[Stored data entries]
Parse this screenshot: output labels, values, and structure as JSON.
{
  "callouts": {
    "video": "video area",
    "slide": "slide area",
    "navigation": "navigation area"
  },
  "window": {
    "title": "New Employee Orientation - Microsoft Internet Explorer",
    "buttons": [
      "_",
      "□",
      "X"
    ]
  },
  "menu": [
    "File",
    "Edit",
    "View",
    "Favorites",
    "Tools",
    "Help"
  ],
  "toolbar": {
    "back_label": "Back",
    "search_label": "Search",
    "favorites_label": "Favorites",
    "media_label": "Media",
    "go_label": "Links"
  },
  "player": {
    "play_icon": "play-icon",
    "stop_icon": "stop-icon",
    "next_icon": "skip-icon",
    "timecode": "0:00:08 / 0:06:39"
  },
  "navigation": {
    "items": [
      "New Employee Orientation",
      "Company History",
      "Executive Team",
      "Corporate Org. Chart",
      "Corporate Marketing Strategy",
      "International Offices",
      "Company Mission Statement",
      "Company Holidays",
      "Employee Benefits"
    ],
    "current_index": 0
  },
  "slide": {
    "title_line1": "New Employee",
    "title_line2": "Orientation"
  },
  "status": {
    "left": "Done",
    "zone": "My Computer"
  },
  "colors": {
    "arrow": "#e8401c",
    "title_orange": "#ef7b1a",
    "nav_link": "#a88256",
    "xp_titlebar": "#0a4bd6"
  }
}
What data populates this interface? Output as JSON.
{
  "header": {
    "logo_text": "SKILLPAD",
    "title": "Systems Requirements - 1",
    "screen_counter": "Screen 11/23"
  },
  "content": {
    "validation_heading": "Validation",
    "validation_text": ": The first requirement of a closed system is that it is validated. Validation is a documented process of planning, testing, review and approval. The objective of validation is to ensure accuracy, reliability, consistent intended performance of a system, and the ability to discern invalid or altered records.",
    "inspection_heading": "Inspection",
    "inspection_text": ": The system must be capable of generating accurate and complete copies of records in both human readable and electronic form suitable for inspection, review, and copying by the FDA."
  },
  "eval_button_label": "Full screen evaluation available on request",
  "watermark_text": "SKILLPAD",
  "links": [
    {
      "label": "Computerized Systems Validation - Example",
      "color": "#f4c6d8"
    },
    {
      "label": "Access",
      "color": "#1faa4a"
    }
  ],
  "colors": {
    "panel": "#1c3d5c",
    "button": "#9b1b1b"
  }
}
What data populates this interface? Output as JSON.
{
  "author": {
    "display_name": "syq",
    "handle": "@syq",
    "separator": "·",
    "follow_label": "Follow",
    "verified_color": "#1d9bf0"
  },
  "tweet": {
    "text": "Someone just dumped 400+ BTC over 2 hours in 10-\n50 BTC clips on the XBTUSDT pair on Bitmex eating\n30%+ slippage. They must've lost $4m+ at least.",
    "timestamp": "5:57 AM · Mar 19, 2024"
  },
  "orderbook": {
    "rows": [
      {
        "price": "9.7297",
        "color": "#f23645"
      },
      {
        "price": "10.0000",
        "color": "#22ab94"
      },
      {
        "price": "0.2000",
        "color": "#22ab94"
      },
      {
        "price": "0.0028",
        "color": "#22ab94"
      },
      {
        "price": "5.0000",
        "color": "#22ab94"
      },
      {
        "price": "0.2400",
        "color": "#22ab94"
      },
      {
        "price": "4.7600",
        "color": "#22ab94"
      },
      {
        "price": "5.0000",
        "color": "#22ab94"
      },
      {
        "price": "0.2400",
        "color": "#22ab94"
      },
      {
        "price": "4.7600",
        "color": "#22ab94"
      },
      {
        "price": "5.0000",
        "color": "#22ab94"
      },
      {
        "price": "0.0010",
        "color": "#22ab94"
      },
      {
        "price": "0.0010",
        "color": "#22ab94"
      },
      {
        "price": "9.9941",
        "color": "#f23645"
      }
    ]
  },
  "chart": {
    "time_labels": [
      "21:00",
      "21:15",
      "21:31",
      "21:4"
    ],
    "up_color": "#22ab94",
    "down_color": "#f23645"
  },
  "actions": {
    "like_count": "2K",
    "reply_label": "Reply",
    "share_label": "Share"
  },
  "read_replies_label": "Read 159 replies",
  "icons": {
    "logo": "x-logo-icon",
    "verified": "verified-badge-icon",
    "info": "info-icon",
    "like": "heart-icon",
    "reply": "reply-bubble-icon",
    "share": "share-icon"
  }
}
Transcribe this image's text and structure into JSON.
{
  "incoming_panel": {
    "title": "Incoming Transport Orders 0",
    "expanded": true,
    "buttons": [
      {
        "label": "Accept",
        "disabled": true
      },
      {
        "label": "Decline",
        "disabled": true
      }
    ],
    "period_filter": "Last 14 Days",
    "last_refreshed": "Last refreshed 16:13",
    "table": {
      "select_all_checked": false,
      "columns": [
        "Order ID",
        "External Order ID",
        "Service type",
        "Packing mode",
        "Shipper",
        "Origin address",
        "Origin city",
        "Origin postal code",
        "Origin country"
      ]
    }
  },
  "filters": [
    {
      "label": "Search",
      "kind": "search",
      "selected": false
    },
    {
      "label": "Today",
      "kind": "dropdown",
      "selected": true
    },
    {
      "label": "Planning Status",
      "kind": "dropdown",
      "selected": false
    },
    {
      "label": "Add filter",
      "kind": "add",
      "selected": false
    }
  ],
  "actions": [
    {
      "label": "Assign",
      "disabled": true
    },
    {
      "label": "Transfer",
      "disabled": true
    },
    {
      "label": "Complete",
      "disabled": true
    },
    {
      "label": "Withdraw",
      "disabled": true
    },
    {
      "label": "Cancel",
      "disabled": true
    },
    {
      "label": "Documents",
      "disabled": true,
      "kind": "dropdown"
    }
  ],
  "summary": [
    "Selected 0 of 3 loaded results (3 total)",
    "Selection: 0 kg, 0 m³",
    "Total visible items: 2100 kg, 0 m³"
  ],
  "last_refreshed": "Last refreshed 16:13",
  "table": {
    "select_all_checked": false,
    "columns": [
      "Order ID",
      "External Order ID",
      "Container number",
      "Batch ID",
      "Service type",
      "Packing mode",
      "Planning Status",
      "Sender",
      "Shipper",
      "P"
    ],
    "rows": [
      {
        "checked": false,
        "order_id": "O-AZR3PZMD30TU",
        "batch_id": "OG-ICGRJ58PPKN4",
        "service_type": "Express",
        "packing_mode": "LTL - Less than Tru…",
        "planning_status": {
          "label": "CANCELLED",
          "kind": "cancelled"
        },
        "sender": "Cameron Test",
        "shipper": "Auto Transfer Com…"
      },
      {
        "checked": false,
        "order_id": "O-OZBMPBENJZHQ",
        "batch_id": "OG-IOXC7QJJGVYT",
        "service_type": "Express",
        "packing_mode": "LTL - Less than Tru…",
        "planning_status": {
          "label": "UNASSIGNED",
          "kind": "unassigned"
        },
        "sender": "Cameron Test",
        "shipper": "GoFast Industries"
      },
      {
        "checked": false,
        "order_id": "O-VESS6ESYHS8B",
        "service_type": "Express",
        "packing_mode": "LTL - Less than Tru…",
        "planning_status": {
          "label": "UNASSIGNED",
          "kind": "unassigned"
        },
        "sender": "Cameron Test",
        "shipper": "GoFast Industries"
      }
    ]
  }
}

● **Your goal**
Would you give the material above again, complete and exact?

● **In response**
Parse this screenshot: output labels, values, and structure as JSON.
{
  "callouts": {
    "video": "video area",
    "slide": "slide area",
    "navigation": "navigation area"
  },
  "window": {
    "title": "New Employee Orientation - Microsoft Internet Explorer",
    "buttons": [
      "_",
      "□",
      "X"
    ]
  },
  "menu": [
    "File",
    "Edit",
    "View",
    "Favorites",
    "Tools",
    "Help"
  ],
  "toolbar": {
    "back_label": "Back",
    "search_label": "Search",
    "favorites_label": "Favorites",
    "media_label": "Media",
    "go_label": "Links"
  },
  "player": {
    "play_icon": "play-icon",
    "stop_icon": "stop-icon",
    "next_icon": "skip-icon",
    "timecode": "0:00:08 / 0:06:39"
  },
  "navigation": {
    "items": [
      "New Employee Orientation",
      "Company History",
      "Executive Team",
      "Corporate Org. Chart",
      "Corporate Marketing Strategy",
      "International Offices",
      "Company Mission Statement",
      "Company Holidays",
      "Employee Benefits"
    ],
    "current_index": 0
  },
  "slide": {
    "title_line1": "New Employee",
    "title_line2": "Orientation"
  },
  "status": {
    "left": "Done",
    "zone": "My Computer"
  },
  "colors": {
    "arrow": "#e8401c",
    "title_orange": "#ef7b1a",
    "nav_link": "#a88256",
    "xp_titlebar": "#0a4bd6"
  }
}
What data populates this interface? Output as JSON.
{
  "header": {
    "logo_text": "SKILLPAD",
    "title": "Systems Requirements - 1",
    "screen_counter": "Screen 11/23"
  },
  "content": {
    "validation_heading": "Validation",
    "validation_text": ": The first requirement of a closed system is that it is validated. Validation is a documented process of planning, testing, review and approval. The objective of validation is to ensure accuracy, reliability, consistent intended performance of a system, and the ability to discern invalid or altered records.",
    "inspection_heading": "Inspection",
    "inspection_text": ": The system must be capable of generating accurate and complete copies of records in both human readable and electronic form suitable for inspection, review, and copying by the FDA."
  },
  "eval_button_label": "Full screen evaluation available on request",
  "watermark_text": "SKILLPAD",
  "links": [
    {
      "label": "Computerized Systems Validation - Example",
      "color": "#f4c6d8"
    },
    {
      "label": "Access",
      "color": "#1faa4a"
    }
  ],
  "colors": {
    "panel": "#1c3d5c",
    "button": "#9b1b1b"
  }
}
What data populates this interface? Output as JSON.
{
  "author": {
    "display_name": "syq",
    "handle": "@syq",
    "separator": "·",
    "follow_label": "Follow",
    "verified_color": "#1d9bf0"
  },
  "tweet": {
    "text": "Someone just dumped 400+ BTC over 2 hours in 10-\n50 BTC clips on the XBTUSDT pair on Bitmex eating\n30%+ slippage. They must've lost $4m+ at least.",
    "timestamp": "5:57 AM · Mar 19, 2024"
  },
  "orderbook": {
    "rows": [
      {
        "price": "9.7297",
        "color": "#f23645"
      },
      {
        "price": "10.0000",
        "color": "#22ab94"
      },
      {
        "price": "0.2000",
        "color": "#22ab94"
      },
      {
        "price": "0.0028",
        "color": "#22ab94"
      },
      {
        "price": "5.0000",
        "color": "#22ab94"
      },
      {
        "price": "0.2400",
        "color": "#22ab94"
      },
      {
        "price": "4.7600",
        "color": "#22ab94"
      },
      {
        "price": "5.0000",
        "color": "#22ab94"
      },
      {
        "price": "0.2400",
        "color": "#22ab94"
      },
      {
        "price": "4.7600",
        "color": "#22ab94"
      },
      {
        "price": "5.0000",
        "color": "#22ab94"
      },
      {
        "price": "0.0010",
        "color": "#22ab94"
      },
      {
        "price": "0.0010",
        "color": "#22ab94"
      },
      {
        "price": "9.9941",
        "color": "#f23645"
      }
    ]
  },
  "chart": {
    "time_labels": [
      "21:00",
      "21:15",
      "21:31",
      "21:4"
    ],
    "up_color": "#22ab94",
    "down_color": "#f23645"
  },
  "actions": {
    "like_count": "2K",
    "reply_label": "Reply",
    "share_label": "Share"
  },
  "read_replies_label": "Read 159 replies",
  "icons": {
    "logo": "x-logo-icon",
    "verified": "verified-badge-icon",
    "info": "info-icon",
    "like": "heart-icon",
    "reply": "reply-bubble-icon",
    "share": "share-icon"
  }
}
Transcribe this image's text and structure into JSON.
{
  "incoming_panel": {
    "title": "Incoming Transport Orders 0",
    "expanded": true,
    "buttons": [
      {
        "label": "Accept",
        "disabled": true
      },
      {
        "label": "Decline",
        "disabled": true
      }
    ],
    "period_filter": "Last 14 Days",
    "last_refreshed": "Last refreshed 16:13",
    "table": {
      "select_all_checked": false,
      "columns": [
        "Order ID",
        "External Order ID",
        "Service type",
        "Packing mode",
        "Shipper",
        "Origin address",
        "Origin city",
        "Origin postal code",
        "Origin country"
      ]
    }
  },
  "filters": [
    {
      "label": "Search",
      "kind": "search",
      "selected": false
    },
    {
      "label": "Today",
      "kind": "dropdown",
      "selected": true
    },
    {
      "label": "Planning Status",
      "kind": "dropdown",
      "selected": false
    },
    {
      "label": "Add filter",
      "kind": "add",
      "selected": false
    }
  ],
  "actions": [
    {
      "label": "Assign",
      "disabled": true
    },
    {
      "label": "Transfer",
      "disabled": true
    },
    {
      "label": "Complete",
      "disabled": true
    },
    {
      "label": "Withdraw",
      "disabled": true
    },
    {
      "label": "Cancel",
      "disabled": true
    },
    {
      "label": "Documents",
      "disabled": true,
      "kind": "dropdown"
    }
  ],
  "summary": [
    "Selected 0 of 3 loaded results (3 total)",
    "Selection: 0 kg, 0 m³",
    "Total visible items: 2100 kg, 0 m³"
  ],
  "last_refreshed": "Last refreshed 16:13",
  "table": {
    "select_all_checked": false,
    "columns": [
      "Order ID",
      "External Order ID",
      "Container number",
      "Batch ID",
      "Service type",
      "Packing mode",
      "Planning Status",
      "Sender",
      "Shipper",
      "P"
    ],
    "rows": [
      {
        "checked": false,
        "order_id": "O-AZR3PZMD30TU",
        "batch_id": "OG-ICGRJ58PPKN4",
        "service_type": "Express",
        "packing_mode": "LTL - Less than Tru…",
        "planning_status": {
          "label": "CANCELLED",
          "kind": "cancelled"
        },
        "sender": "Cameron Test",
        "shipper": "Auto Transfer Com…"
      },
      {
        "checked": false,
        "order_id": "O-OZBMPBENJZHQ",
        "batch_id": "OG-IOXC7QJJGVYT",
        "service_type": "Express",
        "packing_mode": "LTL - Less than Tru…",
        "planning_status": {
          "label": "UNASSIGNED",
          "kind": "unassigned"
        },
        "sender": "Cameron Test",
        "shipper": "GoFast Industries"
      },
      {
        "checked": false,
        "order_id": "O-VESS6ESYHS8B",
        "service_type": "Express",
        "packing_mode": "LTL - Less than Tru…",
        "planning_status": {
          "label": "UNASSIGNED",
          "kind": "unassigned"
        },
        "sender": "Cameron Test",
        "shipper": "GoFast Industries"
      }
    ]
  }
}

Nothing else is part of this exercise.